# Source material
================

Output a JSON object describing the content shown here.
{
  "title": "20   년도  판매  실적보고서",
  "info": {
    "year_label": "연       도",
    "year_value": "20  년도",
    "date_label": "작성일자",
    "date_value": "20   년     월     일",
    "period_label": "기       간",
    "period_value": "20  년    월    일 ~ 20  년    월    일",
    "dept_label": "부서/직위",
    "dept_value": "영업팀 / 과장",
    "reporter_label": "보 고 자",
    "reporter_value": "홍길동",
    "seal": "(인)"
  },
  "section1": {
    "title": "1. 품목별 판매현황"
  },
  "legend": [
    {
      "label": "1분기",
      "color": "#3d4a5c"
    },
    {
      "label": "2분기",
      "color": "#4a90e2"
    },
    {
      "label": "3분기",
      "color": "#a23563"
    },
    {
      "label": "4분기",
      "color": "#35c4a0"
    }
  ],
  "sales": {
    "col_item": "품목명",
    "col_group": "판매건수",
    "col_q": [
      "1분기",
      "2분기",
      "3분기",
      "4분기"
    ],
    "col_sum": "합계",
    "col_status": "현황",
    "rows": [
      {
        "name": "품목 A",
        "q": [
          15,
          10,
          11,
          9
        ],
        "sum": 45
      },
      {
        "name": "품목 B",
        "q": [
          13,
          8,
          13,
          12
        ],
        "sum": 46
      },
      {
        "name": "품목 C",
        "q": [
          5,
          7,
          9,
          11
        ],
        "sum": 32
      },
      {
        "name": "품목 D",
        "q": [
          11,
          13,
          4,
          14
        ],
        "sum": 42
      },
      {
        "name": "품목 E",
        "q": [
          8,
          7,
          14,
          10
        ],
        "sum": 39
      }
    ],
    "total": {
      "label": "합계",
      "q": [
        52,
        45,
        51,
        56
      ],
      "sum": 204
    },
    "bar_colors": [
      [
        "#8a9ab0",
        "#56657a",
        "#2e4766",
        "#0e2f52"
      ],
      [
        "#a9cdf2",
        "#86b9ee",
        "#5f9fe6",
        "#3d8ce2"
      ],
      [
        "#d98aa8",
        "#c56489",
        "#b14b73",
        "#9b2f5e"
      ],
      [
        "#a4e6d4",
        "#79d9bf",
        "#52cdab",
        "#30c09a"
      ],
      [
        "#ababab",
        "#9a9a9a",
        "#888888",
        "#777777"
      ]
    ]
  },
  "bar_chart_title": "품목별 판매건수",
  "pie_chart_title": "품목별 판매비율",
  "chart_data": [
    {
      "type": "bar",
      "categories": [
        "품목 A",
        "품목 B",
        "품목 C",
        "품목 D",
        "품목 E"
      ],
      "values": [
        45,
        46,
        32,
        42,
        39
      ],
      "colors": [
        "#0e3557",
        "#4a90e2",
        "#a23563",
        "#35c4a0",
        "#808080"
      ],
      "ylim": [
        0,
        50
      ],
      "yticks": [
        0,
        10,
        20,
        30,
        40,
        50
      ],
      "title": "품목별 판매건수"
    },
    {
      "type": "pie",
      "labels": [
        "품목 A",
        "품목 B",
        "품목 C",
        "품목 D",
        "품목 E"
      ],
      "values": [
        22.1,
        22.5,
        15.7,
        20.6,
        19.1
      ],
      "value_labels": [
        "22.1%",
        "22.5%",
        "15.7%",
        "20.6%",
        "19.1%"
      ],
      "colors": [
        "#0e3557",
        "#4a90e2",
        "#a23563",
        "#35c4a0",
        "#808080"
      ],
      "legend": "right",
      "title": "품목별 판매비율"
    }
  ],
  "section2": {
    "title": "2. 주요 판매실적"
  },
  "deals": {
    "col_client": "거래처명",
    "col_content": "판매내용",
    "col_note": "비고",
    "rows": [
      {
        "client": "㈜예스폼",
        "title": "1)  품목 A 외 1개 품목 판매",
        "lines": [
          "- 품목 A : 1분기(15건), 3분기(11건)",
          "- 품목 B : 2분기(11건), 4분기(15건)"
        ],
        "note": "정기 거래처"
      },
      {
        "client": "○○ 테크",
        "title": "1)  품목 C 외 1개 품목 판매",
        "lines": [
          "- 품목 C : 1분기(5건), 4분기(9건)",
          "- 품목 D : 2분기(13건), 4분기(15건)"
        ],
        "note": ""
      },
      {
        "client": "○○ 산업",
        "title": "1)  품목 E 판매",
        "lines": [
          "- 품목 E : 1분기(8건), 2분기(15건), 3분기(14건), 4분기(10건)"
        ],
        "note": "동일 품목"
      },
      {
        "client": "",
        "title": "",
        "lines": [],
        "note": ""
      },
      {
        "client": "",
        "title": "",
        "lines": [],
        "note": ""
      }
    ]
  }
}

================

# Exercise
Report the number of lines in the listing where the string "판매건수" appears, and nothing besides.

# Answer to the problem
3